Written request — Take the material and output all of it exactly.

Listed records —
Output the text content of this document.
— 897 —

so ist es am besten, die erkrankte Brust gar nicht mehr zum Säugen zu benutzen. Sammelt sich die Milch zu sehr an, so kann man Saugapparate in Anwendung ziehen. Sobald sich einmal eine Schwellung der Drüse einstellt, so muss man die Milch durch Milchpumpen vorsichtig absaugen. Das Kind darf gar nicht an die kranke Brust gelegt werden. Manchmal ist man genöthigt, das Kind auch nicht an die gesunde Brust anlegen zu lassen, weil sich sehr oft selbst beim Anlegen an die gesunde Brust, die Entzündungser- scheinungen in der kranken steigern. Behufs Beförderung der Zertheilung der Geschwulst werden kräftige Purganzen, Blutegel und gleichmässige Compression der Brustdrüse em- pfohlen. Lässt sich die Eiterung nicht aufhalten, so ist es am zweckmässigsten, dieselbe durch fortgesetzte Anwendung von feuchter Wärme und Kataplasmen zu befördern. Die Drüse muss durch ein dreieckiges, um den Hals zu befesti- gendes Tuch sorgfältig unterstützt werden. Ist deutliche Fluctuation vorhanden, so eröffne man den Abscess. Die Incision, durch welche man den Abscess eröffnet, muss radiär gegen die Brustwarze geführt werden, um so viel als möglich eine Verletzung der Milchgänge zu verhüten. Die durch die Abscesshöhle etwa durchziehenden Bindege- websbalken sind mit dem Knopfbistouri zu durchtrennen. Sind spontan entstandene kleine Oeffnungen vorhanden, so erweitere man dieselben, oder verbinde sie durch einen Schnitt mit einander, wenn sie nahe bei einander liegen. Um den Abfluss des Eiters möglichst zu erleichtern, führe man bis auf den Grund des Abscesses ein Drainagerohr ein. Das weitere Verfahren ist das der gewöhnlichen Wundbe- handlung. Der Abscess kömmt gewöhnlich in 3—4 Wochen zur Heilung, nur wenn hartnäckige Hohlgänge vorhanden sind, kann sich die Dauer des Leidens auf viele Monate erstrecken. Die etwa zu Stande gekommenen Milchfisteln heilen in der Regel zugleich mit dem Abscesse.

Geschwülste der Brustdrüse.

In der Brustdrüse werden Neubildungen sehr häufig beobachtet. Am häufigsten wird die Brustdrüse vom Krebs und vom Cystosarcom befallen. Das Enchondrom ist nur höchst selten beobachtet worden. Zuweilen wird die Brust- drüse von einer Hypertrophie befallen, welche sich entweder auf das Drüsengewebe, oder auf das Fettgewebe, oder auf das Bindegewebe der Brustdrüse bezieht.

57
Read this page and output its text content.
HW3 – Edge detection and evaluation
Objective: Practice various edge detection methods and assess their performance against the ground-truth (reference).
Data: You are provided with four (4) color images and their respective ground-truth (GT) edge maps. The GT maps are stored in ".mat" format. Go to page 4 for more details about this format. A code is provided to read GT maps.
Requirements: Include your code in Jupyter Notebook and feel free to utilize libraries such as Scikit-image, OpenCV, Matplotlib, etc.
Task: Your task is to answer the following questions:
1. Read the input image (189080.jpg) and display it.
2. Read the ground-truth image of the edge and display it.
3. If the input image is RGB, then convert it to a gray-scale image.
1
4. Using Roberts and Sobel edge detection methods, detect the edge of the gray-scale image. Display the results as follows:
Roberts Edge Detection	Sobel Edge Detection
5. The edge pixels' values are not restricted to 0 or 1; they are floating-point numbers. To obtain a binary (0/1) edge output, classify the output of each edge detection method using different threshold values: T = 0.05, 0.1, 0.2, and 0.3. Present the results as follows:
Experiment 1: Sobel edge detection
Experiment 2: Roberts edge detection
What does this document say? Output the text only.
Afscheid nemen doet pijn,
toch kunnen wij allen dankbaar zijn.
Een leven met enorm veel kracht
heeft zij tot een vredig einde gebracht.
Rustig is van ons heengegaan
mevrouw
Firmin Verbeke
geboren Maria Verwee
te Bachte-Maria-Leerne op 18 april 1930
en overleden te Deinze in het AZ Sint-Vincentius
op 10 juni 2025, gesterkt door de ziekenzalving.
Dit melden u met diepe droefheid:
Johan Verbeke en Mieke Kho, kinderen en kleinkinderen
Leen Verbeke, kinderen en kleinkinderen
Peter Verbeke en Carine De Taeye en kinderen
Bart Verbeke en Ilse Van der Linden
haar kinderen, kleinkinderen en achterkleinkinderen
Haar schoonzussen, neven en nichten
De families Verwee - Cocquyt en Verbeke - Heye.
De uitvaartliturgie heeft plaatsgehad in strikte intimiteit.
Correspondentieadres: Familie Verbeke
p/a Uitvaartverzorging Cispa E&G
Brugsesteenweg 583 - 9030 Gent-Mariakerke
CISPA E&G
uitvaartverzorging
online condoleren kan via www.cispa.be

Expected answer —
Output the text content of this document.
— 897 —

so ist es am besten, die erkrankte Brust gar nicht mehr zum Säugen zu benutzen. Sammelt sich die Milch zu sehr an, so kann man Saugapparate in Anwendung ziehen. Sobald sich einmal eine Schwellung der Drüse einstellt, so muss man die Milch durch Milchpumpen vorsichtig absaugen. Das Kind darf gar nicht an die kranke Brust gelegt werden. Manchmal ist man genöthigt, das Kind auch nicht an die gesunde Brust anlegen zu lassen, weil sich sehr oft selbst beim Anlegen an die gesunde Brust, die Entzündungser- scheinungen in der kranken steigern. Behufs Beförderung der Zertheilung der Geschwulst werden kräftige Purganzen, Blutegel und gleichmässige Compression der Brustdrüse em- pfohlen. Lässt sich die Eiterung nicht aufhalten, so ist es am zweckmässigsten, dieselbe durch fortgesetzte Anwendung von feuchter Wärme und Kataplasmen zu befördern. Die Drüse muss durch ein dreieckiges, um den Hals zu befesti- gendes Tuch sorgfältig unterstützt werden. Ist deutliche Fluctuation vorhanden, so eröffne man den Abscess. Die Incision, durch welche man den Abscess eröffnet, muss radiär gegen die Brustwarze geführt werden, um so viel als möglich eine Verletzung der Milchgänge zu verhüten. Die durch die Abscesshöhle etwa durchziehenden Bindege- websbalken sind mit dem Knopfbistouri zu durchtrennen. Sind spontan entstandene kleine Oeffnungen vorhanden, so erweitere man dieselben, oder verbinde sie durch einen Schnitt mit einander, wenn sie nahe bei einander liegen. Um den Abfluss des Eiters möglichst zu erleichtern, führe man bis auf den Grund des Abscesses ein Drainagerohr ein. Das weitere Verfahren ist das der gewöhnlichen Wundbe- handlung. Der Abscess kömmt gewöhnlich in 3—4 Wochen zur Heilung, nur wenn hartnäckige Hohlgänge vorhanden sind, kann sich die Dauer des Leidens auf viele Monate erstrecken. Die etwa zu Stande gekommenen Milchfisteln heilen in der Regel zugleich mit dem Abscesse.

Geschwülste der Brustdrüse.

In der Brustdrüse werden Neubildungen sehr häufig beobachtet. Am häufigsten wird die Brustdrüse vom Krebs und vom Cystosarcom befallen. Das Enchondrom ist nur höchst selten beobachtet worden. Zuweilen wird die Brust- drüse von einer Hypertrophie befallen, welche sich entweder auf das Drüsengewebe, oder auf das Fettgewebe, oder auf das Bindegewebe der Brustdrüse bezieht.

57
Read this page and output its text content.
HW3 – Edge detection and evaluation
Objective: Practice various edge detection methods and assess their performance against the ground-truth (reference).
Data: You are provided with four (4) color images and their respective ground-truth (GT) edge maps. The GT maps are stored in ".mat" format. Go to page 4 for more details about this format. A code is provided to read GT maps.
Requirements: Include your code in Jupyter Notebook and feel free to utilize libraries such as Scikit-image, OpenCV, Matplotlib, etc.
Task: Your task is to answer the following questions:
1. Read the input image (189080.jpg) and display it.
2. Read the ground-truth image of the edge and display it.
3. If the input image is RGB, then convert it to a gray-scale image.
1
4. Using Roberts and Sobel edge detection methods, detect the edge of the gray-scale image. Display the results as follows:
Roberts Edge Detection	Sobel Edge Detection
5. The edge pixels' values are not restricted to 0 or 1; they are floating-point numbers. To obtain a binary (0/1) edge output, classify the output of each edge detection method using different threshold values: T = 0.05, 0.1, 0.2, and 0.3. Present the results as follows:
Experiment 1: Sobel edge detection
Experiment 2: Roberts edge detection
What does this document say? Output the text only.
Afscheid nemen doet pijn,
toch kunnen wij allen dankbaar zijn.
Een leven met enorm veel kracht
heeft zij tot een vredig einde gebracht.
Rustig is van ons heengegaan
mevrouw
Firmin Verbeke
geboren Maria Verwee
te Bachte-Maria-Leerne op 18 april 1930
en overleden te Deinze in het AZ Sint-Vincentius
op 10 juni 2025, gesterkt door de ziekenzalving.
Dit melden u met diepe droefheid:
Johan Verbeke en Mieke Kho, kinderen en kleinkinderen
Leen Verbeke, kinderen en kleinkinderen
Peter Verbeke en Carine De Taeye en kinderen
Bart Verbeke en Ilse Van der Linden
haar kinderen, kleinkinderen en achterkleinkinderen
Haar schoonzussen, neven en nichten
De families Verwee - Cocquyt en Verbeke - Heye.
De uitvaartliturgie heeft plaatsgehad in strikte intimiteit.
Correspondentieadres: Familie Verbeke
p/a Uitvaartverzorging Cispa E&G
Brugsesteenweg 583 - 9030 Gent-Mariakerke
CISPA E&G
uitvaartverzorging
online condoleren kan via www.cispa.be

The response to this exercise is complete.